-- START Materials provided --

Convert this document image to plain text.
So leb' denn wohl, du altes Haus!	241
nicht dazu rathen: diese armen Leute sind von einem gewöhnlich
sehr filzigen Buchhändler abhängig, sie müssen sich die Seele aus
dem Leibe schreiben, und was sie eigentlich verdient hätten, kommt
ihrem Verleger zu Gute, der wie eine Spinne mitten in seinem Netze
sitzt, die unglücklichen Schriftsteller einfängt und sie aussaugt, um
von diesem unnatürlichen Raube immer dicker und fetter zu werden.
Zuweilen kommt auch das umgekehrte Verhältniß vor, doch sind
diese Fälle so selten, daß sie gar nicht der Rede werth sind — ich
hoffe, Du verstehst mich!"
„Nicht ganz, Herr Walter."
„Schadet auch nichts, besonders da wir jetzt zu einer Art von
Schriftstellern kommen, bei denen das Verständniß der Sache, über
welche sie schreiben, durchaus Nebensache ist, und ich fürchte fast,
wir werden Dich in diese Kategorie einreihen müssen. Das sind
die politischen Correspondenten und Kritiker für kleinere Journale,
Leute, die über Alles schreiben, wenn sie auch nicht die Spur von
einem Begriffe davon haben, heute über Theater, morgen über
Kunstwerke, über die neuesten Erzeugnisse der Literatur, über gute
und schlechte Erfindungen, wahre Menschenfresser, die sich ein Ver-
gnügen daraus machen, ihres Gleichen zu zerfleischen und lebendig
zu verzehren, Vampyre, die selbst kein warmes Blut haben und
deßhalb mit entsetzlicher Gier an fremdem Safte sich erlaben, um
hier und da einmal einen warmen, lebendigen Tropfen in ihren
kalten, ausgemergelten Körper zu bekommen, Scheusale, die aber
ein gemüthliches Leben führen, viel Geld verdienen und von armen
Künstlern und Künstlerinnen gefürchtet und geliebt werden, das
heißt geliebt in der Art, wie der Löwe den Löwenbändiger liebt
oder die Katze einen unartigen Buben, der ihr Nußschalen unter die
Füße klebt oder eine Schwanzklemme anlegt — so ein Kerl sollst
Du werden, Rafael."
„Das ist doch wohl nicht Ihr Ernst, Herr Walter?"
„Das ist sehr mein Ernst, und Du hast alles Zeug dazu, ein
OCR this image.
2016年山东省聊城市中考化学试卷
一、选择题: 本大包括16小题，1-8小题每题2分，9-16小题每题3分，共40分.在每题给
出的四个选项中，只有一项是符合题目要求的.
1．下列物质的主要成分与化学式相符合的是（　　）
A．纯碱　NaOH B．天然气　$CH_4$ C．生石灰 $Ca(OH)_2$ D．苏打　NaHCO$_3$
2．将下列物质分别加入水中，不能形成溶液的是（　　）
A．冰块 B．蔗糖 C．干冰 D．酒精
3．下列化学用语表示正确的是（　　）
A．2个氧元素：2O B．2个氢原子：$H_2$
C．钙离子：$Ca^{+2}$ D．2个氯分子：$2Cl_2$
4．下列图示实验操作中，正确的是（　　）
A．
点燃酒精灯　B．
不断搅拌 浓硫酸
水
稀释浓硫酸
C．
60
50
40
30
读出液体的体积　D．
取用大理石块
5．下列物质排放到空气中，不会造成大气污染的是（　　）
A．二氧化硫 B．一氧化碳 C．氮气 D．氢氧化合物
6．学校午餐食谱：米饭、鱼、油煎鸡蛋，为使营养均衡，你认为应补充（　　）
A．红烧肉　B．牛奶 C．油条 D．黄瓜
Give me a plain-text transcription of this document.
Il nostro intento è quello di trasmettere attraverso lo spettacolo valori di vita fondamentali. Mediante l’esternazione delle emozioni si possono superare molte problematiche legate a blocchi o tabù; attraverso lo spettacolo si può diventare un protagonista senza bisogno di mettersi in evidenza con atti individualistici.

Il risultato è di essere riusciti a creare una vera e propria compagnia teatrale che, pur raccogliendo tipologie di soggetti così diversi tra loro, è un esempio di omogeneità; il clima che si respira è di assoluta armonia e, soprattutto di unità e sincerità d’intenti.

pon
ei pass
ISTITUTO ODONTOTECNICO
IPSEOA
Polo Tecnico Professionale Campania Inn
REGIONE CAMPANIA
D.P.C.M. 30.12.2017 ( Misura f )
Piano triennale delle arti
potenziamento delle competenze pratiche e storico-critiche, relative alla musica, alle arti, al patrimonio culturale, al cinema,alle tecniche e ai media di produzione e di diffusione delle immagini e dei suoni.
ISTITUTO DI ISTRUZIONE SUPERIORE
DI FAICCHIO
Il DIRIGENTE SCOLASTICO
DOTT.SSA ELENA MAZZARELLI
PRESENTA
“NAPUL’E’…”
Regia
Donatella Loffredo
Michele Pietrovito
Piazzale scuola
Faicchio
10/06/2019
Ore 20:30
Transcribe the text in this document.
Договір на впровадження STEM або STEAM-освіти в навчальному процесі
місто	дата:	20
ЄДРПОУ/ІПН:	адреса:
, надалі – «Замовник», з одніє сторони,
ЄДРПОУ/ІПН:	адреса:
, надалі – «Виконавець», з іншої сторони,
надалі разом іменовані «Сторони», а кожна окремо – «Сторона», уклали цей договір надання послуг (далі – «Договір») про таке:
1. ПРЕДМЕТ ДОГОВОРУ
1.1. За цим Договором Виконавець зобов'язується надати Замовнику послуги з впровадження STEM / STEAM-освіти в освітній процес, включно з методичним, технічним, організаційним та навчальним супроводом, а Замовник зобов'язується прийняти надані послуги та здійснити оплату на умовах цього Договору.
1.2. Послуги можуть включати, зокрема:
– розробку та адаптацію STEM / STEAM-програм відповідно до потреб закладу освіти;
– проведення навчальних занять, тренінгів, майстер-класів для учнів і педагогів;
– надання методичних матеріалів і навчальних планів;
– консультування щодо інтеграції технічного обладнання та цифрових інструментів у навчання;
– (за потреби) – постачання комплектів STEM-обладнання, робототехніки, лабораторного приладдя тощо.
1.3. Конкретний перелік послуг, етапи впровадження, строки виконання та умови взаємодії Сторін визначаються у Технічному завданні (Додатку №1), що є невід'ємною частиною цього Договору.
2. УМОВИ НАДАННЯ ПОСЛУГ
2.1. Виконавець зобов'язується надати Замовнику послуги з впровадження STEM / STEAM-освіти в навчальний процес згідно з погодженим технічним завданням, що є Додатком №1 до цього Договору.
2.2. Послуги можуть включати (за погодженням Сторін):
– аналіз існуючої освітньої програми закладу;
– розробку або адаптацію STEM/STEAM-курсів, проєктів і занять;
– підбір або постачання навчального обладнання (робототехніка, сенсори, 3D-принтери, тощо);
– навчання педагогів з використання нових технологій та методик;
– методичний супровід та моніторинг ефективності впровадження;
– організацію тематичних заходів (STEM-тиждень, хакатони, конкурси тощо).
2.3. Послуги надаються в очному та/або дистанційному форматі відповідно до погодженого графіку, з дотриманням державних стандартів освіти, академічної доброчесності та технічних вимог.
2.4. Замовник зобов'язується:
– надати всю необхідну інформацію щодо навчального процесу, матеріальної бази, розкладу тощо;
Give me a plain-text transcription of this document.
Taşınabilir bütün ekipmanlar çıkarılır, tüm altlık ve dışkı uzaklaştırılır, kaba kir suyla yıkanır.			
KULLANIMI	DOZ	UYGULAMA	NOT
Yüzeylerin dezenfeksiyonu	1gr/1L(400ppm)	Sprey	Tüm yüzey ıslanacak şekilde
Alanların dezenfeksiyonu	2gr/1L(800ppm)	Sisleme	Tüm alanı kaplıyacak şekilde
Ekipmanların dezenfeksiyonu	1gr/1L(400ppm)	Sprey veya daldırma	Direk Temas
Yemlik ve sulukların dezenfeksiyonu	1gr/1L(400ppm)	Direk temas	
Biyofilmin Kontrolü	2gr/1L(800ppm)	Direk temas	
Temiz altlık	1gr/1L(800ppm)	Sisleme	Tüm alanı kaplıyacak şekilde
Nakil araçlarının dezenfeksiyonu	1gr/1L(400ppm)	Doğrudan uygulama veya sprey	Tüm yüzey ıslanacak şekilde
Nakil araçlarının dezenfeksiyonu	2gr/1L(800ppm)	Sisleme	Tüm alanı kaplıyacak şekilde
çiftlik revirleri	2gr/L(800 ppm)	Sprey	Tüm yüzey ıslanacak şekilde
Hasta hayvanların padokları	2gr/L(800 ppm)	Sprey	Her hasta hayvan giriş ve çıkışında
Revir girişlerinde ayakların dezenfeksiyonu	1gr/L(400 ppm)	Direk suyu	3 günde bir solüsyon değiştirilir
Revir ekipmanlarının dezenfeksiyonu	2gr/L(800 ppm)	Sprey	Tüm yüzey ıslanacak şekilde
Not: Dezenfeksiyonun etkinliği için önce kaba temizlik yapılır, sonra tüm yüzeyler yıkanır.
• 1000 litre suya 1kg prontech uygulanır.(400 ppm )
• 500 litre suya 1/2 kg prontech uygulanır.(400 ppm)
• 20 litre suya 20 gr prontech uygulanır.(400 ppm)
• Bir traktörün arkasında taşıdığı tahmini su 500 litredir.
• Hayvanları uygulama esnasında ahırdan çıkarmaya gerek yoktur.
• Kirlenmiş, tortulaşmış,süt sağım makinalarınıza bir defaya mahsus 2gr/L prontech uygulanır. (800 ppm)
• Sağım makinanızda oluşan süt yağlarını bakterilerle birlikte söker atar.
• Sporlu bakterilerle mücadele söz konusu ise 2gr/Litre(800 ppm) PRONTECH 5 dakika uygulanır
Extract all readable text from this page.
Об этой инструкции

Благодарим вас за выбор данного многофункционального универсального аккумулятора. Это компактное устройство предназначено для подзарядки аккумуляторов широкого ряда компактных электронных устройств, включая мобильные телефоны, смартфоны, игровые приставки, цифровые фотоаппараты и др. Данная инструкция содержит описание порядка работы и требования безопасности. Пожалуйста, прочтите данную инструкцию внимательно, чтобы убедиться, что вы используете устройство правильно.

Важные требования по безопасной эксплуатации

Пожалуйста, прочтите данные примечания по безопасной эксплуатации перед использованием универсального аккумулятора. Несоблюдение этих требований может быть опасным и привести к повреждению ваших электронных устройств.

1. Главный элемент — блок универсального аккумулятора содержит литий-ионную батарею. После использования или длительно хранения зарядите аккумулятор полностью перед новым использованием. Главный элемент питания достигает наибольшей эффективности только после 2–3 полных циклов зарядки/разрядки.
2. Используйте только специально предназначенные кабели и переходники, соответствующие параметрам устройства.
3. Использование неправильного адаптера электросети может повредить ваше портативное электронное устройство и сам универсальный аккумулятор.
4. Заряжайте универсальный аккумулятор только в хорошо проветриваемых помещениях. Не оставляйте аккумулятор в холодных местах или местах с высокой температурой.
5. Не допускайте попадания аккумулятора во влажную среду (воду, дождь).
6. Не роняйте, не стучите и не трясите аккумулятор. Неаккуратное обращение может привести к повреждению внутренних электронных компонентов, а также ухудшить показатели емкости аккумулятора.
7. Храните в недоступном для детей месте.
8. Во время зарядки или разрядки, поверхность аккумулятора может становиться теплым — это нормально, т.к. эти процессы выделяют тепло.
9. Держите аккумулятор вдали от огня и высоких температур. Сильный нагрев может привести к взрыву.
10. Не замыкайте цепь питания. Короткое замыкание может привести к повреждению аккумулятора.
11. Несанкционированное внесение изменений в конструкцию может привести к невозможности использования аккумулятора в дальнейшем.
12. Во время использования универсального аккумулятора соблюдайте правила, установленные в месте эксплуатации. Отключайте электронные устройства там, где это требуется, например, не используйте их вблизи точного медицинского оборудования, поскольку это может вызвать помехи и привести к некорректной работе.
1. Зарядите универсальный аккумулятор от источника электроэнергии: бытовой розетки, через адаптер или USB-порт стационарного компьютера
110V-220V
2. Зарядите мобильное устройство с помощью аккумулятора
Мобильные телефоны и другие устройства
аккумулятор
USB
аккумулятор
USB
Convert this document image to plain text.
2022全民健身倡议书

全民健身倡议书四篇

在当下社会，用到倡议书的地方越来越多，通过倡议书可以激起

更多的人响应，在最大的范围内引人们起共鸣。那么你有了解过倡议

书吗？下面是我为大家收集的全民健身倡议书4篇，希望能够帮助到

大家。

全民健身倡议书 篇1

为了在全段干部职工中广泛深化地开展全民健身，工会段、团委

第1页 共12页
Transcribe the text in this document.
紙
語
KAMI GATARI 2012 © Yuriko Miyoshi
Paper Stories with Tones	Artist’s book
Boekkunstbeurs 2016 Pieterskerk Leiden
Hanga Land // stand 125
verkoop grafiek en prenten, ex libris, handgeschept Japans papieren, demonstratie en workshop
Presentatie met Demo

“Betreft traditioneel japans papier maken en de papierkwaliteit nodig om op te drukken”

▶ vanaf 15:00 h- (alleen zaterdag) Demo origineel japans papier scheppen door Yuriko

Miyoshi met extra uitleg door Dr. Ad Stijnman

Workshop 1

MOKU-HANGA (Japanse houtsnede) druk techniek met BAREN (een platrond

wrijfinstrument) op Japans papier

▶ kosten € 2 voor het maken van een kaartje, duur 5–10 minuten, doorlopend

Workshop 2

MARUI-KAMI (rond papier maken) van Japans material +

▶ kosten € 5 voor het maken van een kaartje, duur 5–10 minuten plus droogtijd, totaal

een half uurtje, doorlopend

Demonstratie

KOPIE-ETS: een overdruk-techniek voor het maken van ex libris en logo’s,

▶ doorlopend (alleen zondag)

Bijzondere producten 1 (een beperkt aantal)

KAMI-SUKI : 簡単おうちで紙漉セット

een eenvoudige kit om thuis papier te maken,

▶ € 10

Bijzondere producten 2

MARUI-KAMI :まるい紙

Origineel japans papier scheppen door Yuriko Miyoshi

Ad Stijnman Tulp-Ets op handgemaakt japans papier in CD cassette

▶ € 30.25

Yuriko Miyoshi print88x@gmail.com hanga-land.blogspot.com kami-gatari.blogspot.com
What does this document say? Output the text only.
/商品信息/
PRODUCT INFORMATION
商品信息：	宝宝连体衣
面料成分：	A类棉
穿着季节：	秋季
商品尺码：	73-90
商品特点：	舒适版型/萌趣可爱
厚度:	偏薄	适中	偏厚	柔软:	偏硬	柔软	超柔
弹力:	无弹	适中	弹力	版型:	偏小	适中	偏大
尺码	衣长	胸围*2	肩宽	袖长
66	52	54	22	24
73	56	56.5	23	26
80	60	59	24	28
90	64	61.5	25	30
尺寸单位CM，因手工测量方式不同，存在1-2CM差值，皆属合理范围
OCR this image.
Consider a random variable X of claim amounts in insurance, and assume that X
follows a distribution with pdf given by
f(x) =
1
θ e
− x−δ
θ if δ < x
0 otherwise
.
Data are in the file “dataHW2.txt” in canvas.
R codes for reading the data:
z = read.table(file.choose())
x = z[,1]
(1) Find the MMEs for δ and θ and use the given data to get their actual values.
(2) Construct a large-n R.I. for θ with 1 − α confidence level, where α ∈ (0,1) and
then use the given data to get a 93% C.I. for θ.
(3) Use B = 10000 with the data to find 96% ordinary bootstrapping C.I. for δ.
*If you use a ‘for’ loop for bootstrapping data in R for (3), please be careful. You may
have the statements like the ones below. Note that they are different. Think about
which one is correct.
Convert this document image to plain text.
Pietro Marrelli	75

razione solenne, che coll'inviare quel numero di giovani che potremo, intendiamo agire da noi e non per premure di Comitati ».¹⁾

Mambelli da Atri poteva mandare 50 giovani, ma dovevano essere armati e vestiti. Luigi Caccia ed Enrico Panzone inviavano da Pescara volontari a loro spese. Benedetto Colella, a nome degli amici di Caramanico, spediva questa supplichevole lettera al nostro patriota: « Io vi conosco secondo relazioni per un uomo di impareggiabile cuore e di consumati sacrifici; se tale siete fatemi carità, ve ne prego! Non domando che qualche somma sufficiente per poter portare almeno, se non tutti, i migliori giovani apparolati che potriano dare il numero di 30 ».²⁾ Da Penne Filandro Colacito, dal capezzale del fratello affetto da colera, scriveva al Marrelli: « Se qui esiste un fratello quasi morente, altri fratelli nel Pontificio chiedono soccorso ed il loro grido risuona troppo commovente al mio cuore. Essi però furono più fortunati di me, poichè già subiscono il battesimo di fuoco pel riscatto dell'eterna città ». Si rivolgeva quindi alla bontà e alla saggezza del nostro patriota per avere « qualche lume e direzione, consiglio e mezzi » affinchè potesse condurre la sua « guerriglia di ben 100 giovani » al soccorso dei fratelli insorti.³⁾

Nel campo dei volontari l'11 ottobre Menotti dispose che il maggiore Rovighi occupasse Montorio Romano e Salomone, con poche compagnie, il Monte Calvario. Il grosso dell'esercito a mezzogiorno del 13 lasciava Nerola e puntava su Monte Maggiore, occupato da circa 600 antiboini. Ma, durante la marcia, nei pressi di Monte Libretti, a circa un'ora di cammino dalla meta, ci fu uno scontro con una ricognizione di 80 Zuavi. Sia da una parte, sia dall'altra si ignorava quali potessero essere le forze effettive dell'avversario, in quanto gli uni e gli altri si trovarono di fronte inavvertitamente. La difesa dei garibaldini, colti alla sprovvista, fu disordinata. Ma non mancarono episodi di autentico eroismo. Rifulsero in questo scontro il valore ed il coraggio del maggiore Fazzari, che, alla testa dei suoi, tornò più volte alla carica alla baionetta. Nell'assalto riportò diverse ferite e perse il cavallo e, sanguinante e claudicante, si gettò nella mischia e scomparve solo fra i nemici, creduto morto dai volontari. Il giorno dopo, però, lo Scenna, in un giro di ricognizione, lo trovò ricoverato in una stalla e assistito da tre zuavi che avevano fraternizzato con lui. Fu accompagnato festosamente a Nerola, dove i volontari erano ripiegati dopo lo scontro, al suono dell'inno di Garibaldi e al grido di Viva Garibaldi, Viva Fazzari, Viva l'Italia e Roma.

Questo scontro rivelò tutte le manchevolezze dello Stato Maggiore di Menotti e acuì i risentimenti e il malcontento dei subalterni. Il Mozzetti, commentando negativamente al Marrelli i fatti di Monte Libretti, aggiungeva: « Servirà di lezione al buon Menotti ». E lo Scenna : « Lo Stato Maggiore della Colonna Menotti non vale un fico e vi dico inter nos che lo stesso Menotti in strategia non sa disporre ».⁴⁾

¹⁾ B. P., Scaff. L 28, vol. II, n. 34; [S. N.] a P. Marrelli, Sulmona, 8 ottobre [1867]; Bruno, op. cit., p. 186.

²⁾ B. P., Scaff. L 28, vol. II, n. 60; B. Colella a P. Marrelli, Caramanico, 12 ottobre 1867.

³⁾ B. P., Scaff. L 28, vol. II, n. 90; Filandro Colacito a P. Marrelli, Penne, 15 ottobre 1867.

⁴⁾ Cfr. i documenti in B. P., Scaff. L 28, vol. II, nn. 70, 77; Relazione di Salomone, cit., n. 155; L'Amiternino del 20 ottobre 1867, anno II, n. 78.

-- END Materials provided --

▶ Short problem
Look through the data and show every line containing "auch".

▶ Solution to the exercise
Zuweilen kommt auch das umgekehrte Verhältniß vor, doch sind
„Schadet auch nichts, besonders da wir jetzt zu einer Art von
Leute, die über Alles schreiben, wenn sie auch nicht die Spur von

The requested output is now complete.